• REQUIRED TASK:
Output every line of the data exactly as it appears.

• DATA TO PROCESS:
------------------------------

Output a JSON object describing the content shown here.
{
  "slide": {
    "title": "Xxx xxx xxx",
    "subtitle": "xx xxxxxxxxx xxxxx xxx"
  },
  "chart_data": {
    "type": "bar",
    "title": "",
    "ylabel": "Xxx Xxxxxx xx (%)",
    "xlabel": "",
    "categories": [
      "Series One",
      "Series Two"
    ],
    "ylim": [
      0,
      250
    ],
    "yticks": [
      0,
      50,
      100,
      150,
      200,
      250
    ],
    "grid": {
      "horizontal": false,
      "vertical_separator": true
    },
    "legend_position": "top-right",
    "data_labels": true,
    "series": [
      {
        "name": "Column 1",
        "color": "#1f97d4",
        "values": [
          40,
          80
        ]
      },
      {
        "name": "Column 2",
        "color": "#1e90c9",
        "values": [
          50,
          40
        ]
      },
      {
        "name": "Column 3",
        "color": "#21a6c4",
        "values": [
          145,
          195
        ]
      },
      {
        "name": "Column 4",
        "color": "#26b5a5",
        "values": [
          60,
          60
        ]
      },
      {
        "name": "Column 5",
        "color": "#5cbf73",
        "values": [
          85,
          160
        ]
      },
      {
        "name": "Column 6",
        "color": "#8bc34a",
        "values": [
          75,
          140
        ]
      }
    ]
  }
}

------------------------------

• TASK SOLUTION:
Output a JSON object describing the content shown here.
{
  "slide": {
    "title": "Xxx xxx xxx",
    "subtitle": "xx xxxxxxxxx xxxxx xxx"
  },
  "chart_data": {
    "type": "bar",
    "title": "",
    "ylabel": "Xxx Xxxxxx xx (%)",
    "xlabel": "",
    "categories": [
      "Series One",
      "Series Two"
    ],
    "ylim": [
      0,
      250
    ],
    "yticks": [
      0,
      50,
      100,
      150,
      200,
      250
    ],
    "grid": {
      "horizontal": false,
      "vertical_separator": true
    },
    "legend_position": "top-right",
    "data_labels": true,
    "series": [
      {
        "name": "Column 1",
        "color": "#1f97d4",
        "values": [
          40,
          80
        ]
      },
      {
        "name": "Column 2",
        "color": "#1e90c9",
        "values": [
          50,
          40
        ]
      },
      {
        "name": "Column 3",
        "color": "#21a6c4",
        "values": [
          145,
          195
        ]
      },
      {
        "name": "Column 4",
        "color": "#26b5a5",
        "values": [
          60,
          60
        ]
      },
      {
        "name": "Column 5",
        "color": "#5cbf73",
        "values": [
          85,
          160
        ]
      },
      {
        "name": "Column 6",
        "color": "#8bc34a",
        "values": [
          75,
          140
        ]
      }
    ]
  }
}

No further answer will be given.